- Genre: Hard rock; heavy metal;
- Locations: Kansas City, United States
- Years active: 1992–2018

= Rockfest =

Outdoor music festival in Kansas City, US (1992–2018)

Rockfest was an outdoor, hard rock and metal music festival held annually by Kansas City radio station KQRC-FM 98.9 The Rock since 1992. Over the years, the festival was held at various venues around the city, including Liberty Memorial Park, Kansas Speedway, and Sandstone Amphitheater. As of 2010, it was considered North America's largest one-day music festival. Major bands such as Godsmack, Staind, Seether, Stone Temple Pilots, Korn, Alice in Chains, Rob Zombie, and Disturbed have all headlined Rockfest. The large size and rain-or-shine ethos of the concert led to community disputes regarding its continuation.

##########

● Assignment:
Continue the Rockfest text from the point where it stops.

● Source information:
##########

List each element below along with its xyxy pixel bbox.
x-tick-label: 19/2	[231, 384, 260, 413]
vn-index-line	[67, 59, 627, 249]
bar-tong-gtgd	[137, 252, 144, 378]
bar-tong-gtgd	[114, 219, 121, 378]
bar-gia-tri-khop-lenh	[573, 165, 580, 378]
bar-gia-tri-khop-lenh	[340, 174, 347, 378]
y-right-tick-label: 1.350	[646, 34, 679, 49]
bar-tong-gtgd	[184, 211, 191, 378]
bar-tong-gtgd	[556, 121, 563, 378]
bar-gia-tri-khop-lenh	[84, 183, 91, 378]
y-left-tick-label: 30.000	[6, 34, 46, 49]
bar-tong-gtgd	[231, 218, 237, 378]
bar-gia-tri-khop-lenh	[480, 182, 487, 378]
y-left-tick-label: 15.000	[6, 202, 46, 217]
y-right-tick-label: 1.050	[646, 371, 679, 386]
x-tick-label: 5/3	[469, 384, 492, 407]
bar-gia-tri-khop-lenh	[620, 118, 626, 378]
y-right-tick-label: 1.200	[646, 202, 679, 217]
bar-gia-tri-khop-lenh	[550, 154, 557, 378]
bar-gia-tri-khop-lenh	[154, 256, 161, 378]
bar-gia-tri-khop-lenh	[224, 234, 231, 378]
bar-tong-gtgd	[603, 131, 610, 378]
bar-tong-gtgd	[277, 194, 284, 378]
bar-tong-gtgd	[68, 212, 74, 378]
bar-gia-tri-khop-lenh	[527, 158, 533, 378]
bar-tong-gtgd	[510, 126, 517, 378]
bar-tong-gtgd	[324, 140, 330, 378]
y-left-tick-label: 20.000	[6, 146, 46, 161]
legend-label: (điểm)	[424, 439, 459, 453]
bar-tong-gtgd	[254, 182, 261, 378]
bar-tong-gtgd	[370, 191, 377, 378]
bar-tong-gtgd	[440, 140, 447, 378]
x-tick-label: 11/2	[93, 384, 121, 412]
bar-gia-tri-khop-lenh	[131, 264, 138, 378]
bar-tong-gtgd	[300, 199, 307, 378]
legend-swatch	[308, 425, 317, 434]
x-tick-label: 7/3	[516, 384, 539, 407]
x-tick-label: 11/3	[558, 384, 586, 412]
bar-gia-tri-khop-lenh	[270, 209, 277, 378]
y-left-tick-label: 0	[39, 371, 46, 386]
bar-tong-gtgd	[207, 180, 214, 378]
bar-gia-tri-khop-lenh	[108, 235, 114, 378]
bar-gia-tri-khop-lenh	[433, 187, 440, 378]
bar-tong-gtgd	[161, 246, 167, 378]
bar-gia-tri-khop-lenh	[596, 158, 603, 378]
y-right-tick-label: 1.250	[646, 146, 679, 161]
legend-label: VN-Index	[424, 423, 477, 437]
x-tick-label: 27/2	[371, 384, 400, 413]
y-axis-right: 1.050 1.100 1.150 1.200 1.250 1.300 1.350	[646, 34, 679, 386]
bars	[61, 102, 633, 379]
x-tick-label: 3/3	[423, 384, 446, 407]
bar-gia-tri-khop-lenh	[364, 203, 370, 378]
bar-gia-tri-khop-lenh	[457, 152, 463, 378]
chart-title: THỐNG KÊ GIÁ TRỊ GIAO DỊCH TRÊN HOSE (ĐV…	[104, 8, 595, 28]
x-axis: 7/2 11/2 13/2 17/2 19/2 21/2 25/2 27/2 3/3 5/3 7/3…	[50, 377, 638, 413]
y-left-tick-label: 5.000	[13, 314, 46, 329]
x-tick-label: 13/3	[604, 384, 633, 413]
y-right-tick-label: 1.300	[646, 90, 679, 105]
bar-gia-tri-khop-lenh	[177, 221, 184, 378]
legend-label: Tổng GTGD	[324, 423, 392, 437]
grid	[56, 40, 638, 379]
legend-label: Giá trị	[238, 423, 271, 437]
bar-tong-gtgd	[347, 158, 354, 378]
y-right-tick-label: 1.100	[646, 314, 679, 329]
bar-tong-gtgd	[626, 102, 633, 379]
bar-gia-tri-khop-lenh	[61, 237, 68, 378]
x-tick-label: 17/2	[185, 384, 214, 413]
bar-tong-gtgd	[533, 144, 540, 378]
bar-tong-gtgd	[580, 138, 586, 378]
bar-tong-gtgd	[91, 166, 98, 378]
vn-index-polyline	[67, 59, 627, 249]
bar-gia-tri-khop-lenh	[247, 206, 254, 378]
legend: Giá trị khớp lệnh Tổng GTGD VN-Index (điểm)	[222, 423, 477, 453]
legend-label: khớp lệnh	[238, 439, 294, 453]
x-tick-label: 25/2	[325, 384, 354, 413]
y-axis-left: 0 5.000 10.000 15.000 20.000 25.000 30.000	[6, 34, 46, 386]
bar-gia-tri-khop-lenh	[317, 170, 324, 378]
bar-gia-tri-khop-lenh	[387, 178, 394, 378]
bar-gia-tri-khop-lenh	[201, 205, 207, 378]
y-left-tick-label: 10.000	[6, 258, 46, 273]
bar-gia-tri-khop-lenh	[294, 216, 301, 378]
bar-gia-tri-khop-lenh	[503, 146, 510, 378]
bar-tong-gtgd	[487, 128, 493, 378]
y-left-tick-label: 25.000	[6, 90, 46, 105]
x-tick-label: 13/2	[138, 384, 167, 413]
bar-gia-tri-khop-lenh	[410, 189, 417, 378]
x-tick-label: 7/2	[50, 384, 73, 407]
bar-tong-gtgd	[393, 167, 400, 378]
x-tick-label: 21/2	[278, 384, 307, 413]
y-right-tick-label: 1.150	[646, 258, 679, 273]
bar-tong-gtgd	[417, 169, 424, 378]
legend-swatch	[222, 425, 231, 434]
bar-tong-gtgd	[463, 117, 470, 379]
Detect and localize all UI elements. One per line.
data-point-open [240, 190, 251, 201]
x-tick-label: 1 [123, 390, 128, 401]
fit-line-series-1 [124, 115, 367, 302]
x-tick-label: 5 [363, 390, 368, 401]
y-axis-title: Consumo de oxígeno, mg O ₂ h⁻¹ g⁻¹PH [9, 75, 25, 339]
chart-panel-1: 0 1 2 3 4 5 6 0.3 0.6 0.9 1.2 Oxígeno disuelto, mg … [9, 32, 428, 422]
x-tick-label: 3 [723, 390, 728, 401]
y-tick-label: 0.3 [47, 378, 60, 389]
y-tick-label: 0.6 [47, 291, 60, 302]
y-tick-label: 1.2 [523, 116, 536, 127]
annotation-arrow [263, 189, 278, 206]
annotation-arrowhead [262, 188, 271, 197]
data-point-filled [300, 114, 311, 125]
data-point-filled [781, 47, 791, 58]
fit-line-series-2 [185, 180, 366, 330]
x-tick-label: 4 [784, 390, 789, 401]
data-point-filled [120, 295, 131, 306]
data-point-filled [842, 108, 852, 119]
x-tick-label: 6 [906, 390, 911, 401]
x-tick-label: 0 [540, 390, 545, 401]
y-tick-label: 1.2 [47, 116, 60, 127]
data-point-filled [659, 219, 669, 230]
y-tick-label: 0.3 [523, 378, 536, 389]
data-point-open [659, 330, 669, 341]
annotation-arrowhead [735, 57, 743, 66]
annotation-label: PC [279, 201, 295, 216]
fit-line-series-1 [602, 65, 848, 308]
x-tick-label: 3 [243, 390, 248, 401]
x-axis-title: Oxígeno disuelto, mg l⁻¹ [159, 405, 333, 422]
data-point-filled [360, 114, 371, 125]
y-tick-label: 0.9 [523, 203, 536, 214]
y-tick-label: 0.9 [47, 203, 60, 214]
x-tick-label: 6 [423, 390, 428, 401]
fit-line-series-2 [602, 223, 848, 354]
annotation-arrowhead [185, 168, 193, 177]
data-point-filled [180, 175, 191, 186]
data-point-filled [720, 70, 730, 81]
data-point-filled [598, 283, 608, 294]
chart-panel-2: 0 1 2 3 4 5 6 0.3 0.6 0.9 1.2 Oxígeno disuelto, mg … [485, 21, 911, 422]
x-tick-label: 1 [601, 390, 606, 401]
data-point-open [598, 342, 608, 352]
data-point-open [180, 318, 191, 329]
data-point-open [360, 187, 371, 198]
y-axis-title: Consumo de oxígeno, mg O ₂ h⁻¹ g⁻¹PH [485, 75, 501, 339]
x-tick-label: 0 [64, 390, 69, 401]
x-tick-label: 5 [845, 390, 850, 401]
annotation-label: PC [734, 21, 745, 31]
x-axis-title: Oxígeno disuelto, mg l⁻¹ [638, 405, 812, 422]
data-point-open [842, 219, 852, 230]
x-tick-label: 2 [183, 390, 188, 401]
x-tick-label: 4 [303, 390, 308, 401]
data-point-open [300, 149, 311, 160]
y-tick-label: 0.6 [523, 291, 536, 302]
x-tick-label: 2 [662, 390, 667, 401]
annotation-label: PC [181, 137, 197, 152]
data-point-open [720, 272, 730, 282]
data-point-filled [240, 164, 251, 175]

##########

● Output of the task:
In 2017, Rockfest was held at Kansas Speedway instead of Liberty Memorial Park due to inclement weather in previous years, making the original venue unsuitable.

In 2019, it was announced that Rockfest would be postponed until 2020. No official announcement was made regarding the postponement aside from a brief spot on the radio station and on Facebook, confusing many and giving rise to rumors. The primary reason cited by organizers was that the costs for big-name bands was too high.

A statement was made on February 13, 2020, announcing there would not be a Rockfest that year. There were no subsequent events, making 2018 the final year for the festival.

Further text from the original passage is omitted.